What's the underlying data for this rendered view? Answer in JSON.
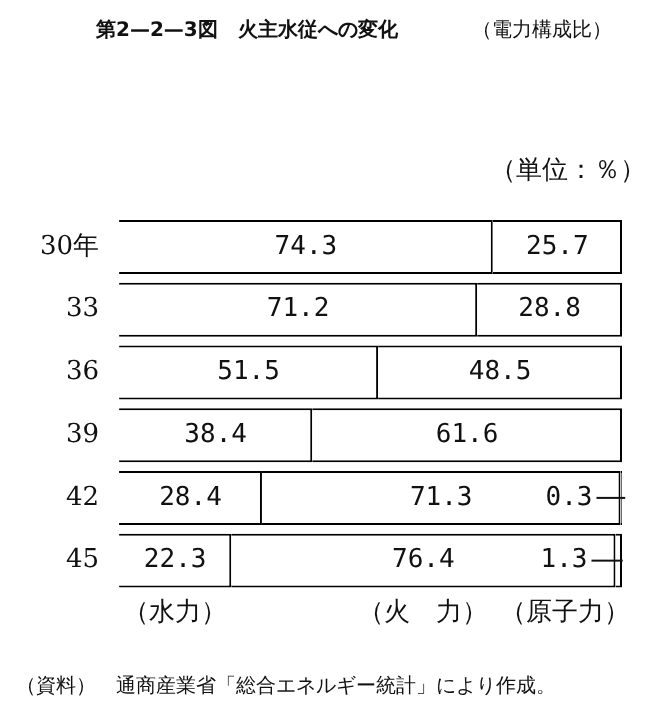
{
  "chart_data": {
    "type": "bar",
    "orientation": "horizontal",
    "stacked": true,
    "title": "第2—2—3図　火主水従への変化",
    "subtitle": "（電力構成比）",
    "categories": [
      "30年",
      "33",
      "36",
      "39",
      "42",
      "45"
    ],
    "series": [
      {
        "name": "（水力）",
        "color": "#ffffff",
        "values": [
          74.3,
          71.2,
          51.5,
          38.4,
          28.4,
          22.3
        ]
      },
      {
        "name": "（火　力）",
        "color": "#ffffff",
        "values": [
          25.7,
          28.8,
          48.5,
          61.6,
          71.3,
          76.4
        ]
      },
      {
        "name": "（原子力）",
        "color": "#ffffff",
        "values": [
          null,
          null,
          null,
          null,
          0.3,
          1.3
        ]
      }
    ],
    "data_labels": true,
    "grid": false,
    "legend": false,
    "annotations": [
      "（単位：％）",
      "（資料）　通商産業省「総合エネルギー統計」により作成。"
    ]
  }
}
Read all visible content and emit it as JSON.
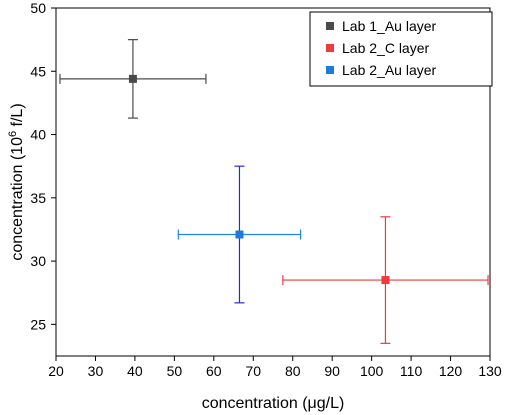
{
  "chart_data": {
    "type": "scatter",
    "xlabel": "concentration (μg/L)",
    "ylabel_prefix": "concentration (10",
    "ylabel_exponent": "6",
    "ylabel_suffix": " f/L)",
    "xlim": [
      20,
      130
    ],
    "ylim": [
      22.5,
      50
    ],
    "x_ticks": [
      20,
      30,
      40,
      50,
      60,
      70,
      80,
      90,
      100,
      110,
      120,
      130
    ],
    "y_ticks": [
      25,
      30,
      35,
      40,
      45,
      50
    ],
    "grid": false,
    "legend_position": "top-right",
    "series": [
      {
        "name": "Lab 1_Au layer",
        "color": "#4a4a4a",
        "x": 39.5,
        "y": 44.4,
        "x_err": [
          21,
          58
        ],
        "y_err": [
          41.3,
          47.5
        ]
      },
      {
        "name": "Lab 2_C layer",
        "color": "#ee3b3b",
        "x": 103.5,
        "y": 28.5,
        "x_err": [
          77.5,
          129.5
        ],
        "y_err": [
          23.5,
          33.5
        ]
      },
      {
        "name": "Lab 2_Au layer",
        "color": "#1f7bdb",
        "err_x_color": "#1f87e0",
        "err_y_color": "#2c2cc8",
        "x": 66.5,
        "y": 32.1,
        "x_err": [
          51,
          82
        ],
        "y_err": [
          26.7,
          37.5
        ]
      }
    ]
  }
}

+--

Work to be completed: Repeat the lines from the line containing "Read all visible content and emit it as JSON." through the end of the material above exactly, with no pictures and nothing else.

Response for this exercise:
Read all visible content and emit it as JSON.
{
  "chart_data": {
    "type": "scatter",
    "xlabel": "concentration (μg/L)",
    "ylabel_prefix": "concentration (10",
    "ylabel_exponent": "6",
    "ylabel_suffix": " f/L)",
    "xlim": [
      20,
      130
    ],
    "ylim": [
      22.5,
      50
    ],
    "x_ticks": [
      20,
      30,
      40,
      50,
      60,
      70,
      80,
      90,
      100,
      110,
      120,
      130
    ],
    "y_ticks": [
      25,
      30,
      35,
      40,
      45,
      50
    ],
    "grid": false,
    "legend_position": "top-right",
    "series": [
      {
        "name": "Lab 1_Au layer",
        "color": "#4a4a4a",
        "x": 39.5,
        "y": 44.4,
        "x_err": [
          21,
          58
        ],
        "y_err": [
          41.3,
          47.5
        ]
      },
      {
        "name": "Lab 2_C layer",
        "color": "#ee3b3b",
        "x": 103.5,
        "y": 28.5,
        "x_err": [
          77.5,
          129.5
        ],
        "y_err": [
          23.5,
          33.5
        ]
      },
      {
        "name": "Lab 2_Au layer",
        "color": "#1f7bdb",
        "err_x_color": "#1f87e0",
        "err_y_color": "#2c2cc8",
        "x": 66.5,
        "y": 32.1,
        "x_err": [
          51,
          82
        ],
        "y_err": [
          26.7,
          37.5
        ]
      }
    ]
  }
}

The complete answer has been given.